BEGIN

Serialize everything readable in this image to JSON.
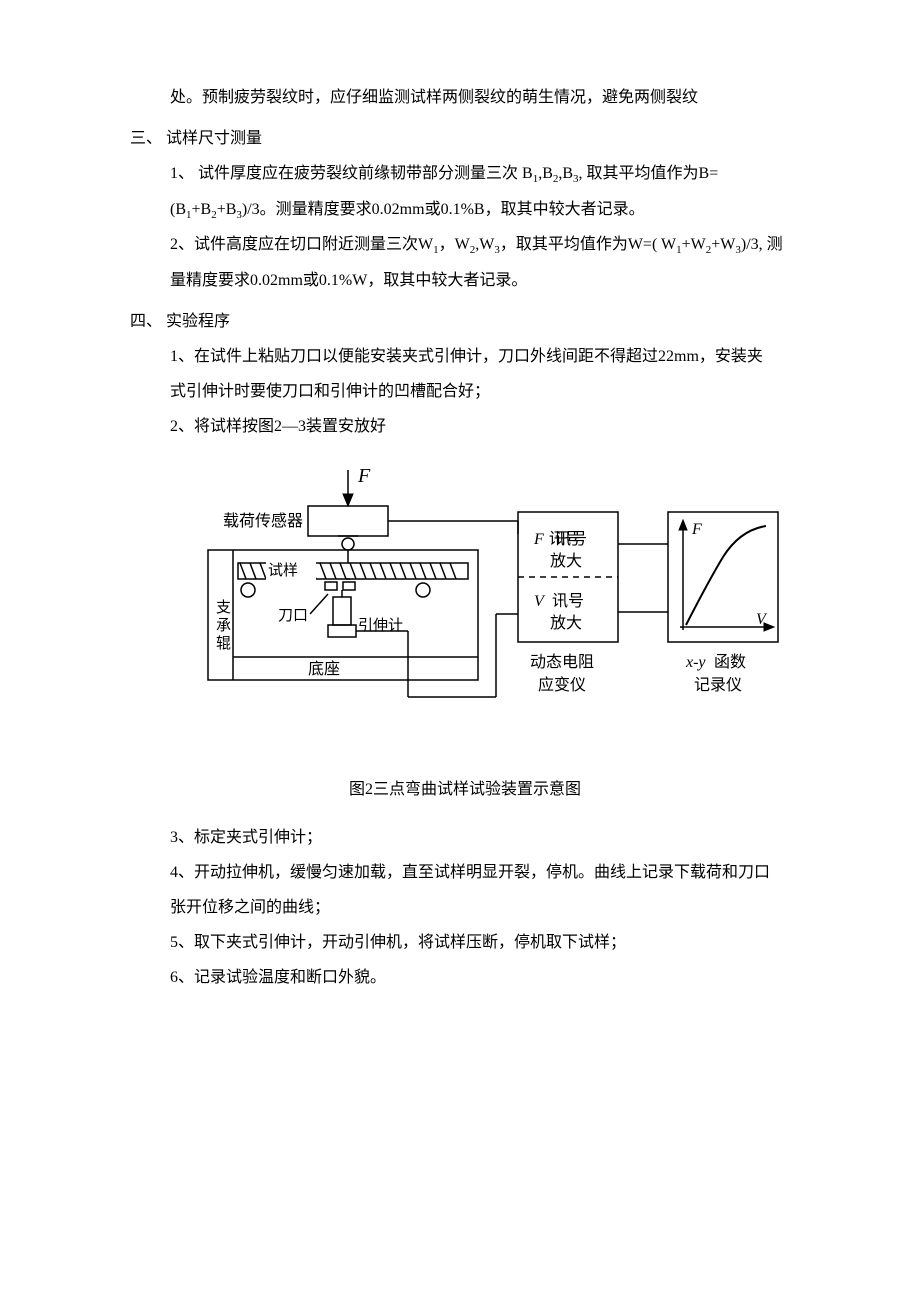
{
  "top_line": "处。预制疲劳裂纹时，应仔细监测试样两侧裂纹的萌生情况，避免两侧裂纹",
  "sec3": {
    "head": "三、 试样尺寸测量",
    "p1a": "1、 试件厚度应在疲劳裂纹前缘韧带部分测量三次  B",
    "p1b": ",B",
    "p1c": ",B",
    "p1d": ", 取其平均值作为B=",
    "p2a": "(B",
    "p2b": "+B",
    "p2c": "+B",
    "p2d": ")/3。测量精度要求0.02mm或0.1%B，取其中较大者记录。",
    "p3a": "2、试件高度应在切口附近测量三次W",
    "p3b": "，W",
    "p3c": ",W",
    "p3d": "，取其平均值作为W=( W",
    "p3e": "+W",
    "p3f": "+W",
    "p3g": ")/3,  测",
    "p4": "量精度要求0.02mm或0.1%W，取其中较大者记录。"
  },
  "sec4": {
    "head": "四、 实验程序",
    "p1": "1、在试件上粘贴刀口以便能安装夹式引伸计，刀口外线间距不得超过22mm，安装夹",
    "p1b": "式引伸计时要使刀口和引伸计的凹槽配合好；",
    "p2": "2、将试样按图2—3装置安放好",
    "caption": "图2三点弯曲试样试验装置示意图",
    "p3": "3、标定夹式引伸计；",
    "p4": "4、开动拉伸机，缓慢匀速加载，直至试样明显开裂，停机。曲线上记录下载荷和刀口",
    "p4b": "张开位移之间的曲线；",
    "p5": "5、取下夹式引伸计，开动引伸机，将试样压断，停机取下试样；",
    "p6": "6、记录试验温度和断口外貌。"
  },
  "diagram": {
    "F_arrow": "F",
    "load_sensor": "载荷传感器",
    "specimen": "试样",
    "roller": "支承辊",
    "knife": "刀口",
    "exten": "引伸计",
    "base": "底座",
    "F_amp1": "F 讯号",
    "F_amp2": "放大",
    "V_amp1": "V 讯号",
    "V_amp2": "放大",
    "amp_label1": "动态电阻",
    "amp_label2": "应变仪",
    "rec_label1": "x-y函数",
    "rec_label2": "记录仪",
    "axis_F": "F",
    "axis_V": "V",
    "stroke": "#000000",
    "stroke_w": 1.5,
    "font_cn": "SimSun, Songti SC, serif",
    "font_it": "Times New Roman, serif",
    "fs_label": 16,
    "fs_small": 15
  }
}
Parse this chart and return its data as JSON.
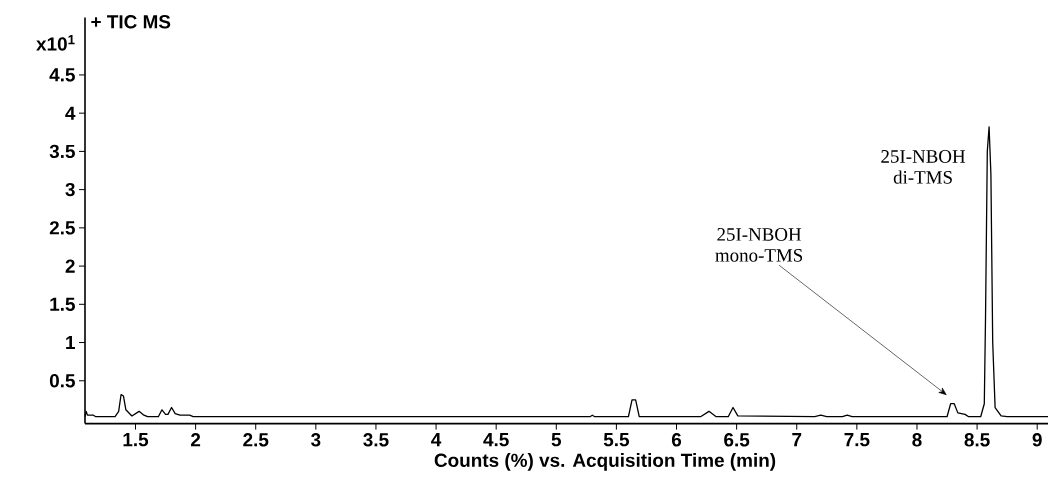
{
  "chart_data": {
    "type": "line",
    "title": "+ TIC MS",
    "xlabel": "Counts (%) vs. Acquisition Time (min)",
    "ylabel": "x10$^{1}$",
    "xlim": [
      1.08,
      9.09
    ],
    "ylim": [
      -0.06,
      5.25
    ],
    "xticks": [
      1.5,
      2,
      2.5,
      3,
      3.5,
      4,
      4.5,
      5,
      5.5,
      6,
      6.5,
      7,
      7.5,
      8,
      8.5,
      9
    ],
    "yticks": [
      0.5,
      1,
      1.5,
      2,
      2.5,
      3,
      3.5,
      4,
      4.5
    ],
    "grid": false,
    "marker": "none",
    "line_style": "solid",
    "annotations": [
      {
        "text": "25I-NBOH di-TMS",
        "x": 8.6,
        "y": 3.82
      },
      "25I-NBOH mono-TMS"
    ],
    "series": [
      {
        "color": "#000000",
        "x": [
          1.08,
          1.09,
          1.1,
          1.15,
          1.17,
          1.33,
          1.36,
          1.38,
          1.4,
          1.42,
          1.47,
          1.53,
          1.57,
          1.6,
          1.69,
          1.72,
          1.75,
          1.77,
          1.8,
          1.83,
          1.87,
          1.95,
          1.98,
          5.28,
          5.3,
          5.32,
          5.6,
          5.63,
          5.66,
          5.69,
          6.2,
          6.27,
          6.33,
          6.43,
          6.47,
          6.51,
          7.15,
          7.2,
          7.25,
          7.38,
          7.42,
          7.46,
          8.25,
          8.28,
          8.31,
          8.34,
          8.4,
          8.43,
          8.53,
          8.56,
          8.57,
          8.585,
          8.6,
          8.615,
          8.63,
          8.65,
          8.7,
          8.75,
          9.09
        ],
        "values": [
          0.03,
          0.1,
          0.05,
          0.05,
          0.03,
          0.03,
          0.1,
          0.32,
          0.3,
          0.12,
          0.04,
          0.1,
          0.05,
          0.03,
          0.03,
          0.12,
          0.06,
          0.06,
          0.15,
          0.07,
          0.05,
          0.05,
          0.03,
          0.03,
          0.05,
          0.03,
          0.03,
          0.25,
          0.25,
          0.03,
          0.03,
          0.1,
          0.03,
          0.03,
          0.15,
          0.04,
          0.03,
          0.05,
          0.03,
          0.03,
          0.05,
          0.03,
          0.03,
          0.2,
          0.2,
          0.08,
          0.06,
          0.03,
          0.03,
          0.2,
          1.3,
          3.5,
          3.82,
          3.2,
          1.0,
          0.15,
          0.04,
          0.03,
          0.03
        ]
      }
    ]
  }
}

END

## Given problem
Except for the pictures, give all the material above again verbatim.

## Full response
Serialize everything readable in this image to JSON.
{
  "top_line": "处。预制疲劳裂纹时，应仔细监测试样两侧裂纹的萌生情况，避免两侧裂纹",
  "sec3": {
    "head": "三、 试样尺寸测量",
    "p1a": "1、 试件厚度应在疲劳裂纹前缘韧带部分测量三次  B",
    "p1b": ",B",
    "p1c": ",B",
    "p1d": ", 取其平均值作为B=",
    "p2a": "(B",
    "p2b": "+B",
    "p2c": "+B",
    "p2d": ")/3。测量精度要求0.02mm或0.1%B，取其中较大者记录。",
    "p3a": "2、试件高度应在切口附近测量三次W",
    "p3b": "，W",
    "p3c": ",W",
    "p3d": "，取其平均值作为W=( W",
    "p3e": "+W",
    "p3f": "+W",
    "p3g": ")/3,  测",
    "p4": "量精度要求0.02mm或0.1%W，取其中较大者记录。"
  },
  "sec4": {
    "head": "四、 实验程序",
    "p1": "1、在试件上粘贴刀口以便能安装夹式引伸计，刀口外线间距不得超过22mm，安装夹",
    "p1b": "式引伸计时要使刀口和引伸计的凹槽配合好；",
    "p2": "2、将试样按图2—3装置安放好",
    "caption": "图2三点弯曲试样试验装置示意图",
    "p3": "3、标定夹式引伸计；",
    "p4": "4、开动拉伸机，缓慢匀速加载，直至试样明显开裂，停机。曲线上记录下载荷和刀口",
    "p4b": "张开位移之间的曲线；",
    "p5": "5、取下夹式引伸计，开动引伸机，将试样压断，停机取下试样；",
    "p6": "6、记录试验温度和断口外貌。"
  },
  "diagram": {
    "F_arrow": "F",
    "load_sensor": "载荷传感器",
    "specimen": "试样",
    "roller": "支承辊",
    "knife": "刀口",
    "exten": "引伸计",
    "base": "底座",
    "F_amp1": "F 讯号",
    "F_amp2": "放大",
    "V_amp1": "V 讯号",
    "V_amp2": "放大",
    "amp_label1": "动态电阻",
    "amp_label2": "应变仪",
    "rec_label1": "x-y函数",
    "rec_label2": "记录仪",
    "axis_F": "F",
    "axis_V": "V",
    "stroke": "#000000",
    "stroke_w": 1.5,
    "font_cn": "SimSun, Songti SC, serif",
    "font_it": "Times New Roman, serif",
    "fs_label": 16,
    "fs_small": 15
  }
}
Parse this chart and return its data as JSON.
{
  "chart_data": {
    "type": "line",
    "title": "+ TIC MS",
    "xlabel": "Counts (%) vs. Acquisition Time (min)",
    "ylabel": "x10$^{1}$",
    "xlim": [
      1.08,
      9.09
    ],
    "ylim": [
      -0.06,
      5.25
    ],
    "xticks": [
      1.5,
      2,
      2.5,
      3,
      3.5,
      4,
      4.5,
      5,
      5.5,
      6,
      6.5,
      7,
      7.5,
      8,
      8.5,
      9
    ],
    "yticks": [
      0.5,
      1,
      1.5,
      2,
      2.5,
      3,
      3.5,
      4,
      4.5
    ],
    "grid": false,
    "marker": "none",
    "line_style": "solid",
    "annotations": [
      {
        "text": "25I-NBOH di-TMS",
        "x": 8.6,
        "y": 3.82
      },
      "25I-NBOH mono-TMS"
    ],
    "series": [
      {
        "color": "#000000",
        "x": [
          1.08,
          1.09,
          1.1,
          1.15,
          1.17,
          1.33,
          1.36,
          1.38,
          1.4,
          1.42,
          1.47,
          1.53,
          1.57,
          1.6,
          1.69,
          1.72,
          1.75,
          1.77,
          1.8,
          1.83,
          1.87,
          1.95,
          1.98,
          5.28,
          5.3,
          5.32,
          5.6,
          5.63,
          5.66,
          5.69,
          6.2,
          6.27,
          6.33,
          6.43,
          6.47,
          6.51,
          7.15,
          7.2,
          7.25,
          7.38,
          7.42,
          7.46,
          8.25,
          8.28,
          8.31,
          8.34,
          8.4,
          8.43,
          8.53,
          8.56,
          8.57,
          8.585,
          8.6,
          8.615,
          8.63,
          8.65,
          8.7,
          8.75,
          9.09
        ],
        "values": [
          0.03,
          0.1,
          0.05,
          0.05,
          0.03,
          0.03,
          0.1,
          0.32,
          0.3,
          0.12,
          0.04,
          0.1,
          0.05,
          0.03,
          0.03,
          0.12,
          0.06,
          0.06,
          0.15,
          0.07,
          0.05,
          0.05,
          0.03,
          0.03,
          0.05,
          0.03,
          0.03,
          0.25,
          0.25,
          0.03,
          0.03,
          0.1,
          0.03,
          0.03,
          0.15,
          0.04,
          0.03,
          0.05,
          0.03,
          0.03,
          0.05,
          0.03,
          0.03,
          0.2,
          0.2,
          0.08,
          0.06,
          0.03,
          0.03,
          0.2,
          1.3,
          3.5,
          3.82,
          3.2,
          1.0,
          0.15,
          0.04,
          0.03,
          0.03
        ]
      }
    ]
  }
}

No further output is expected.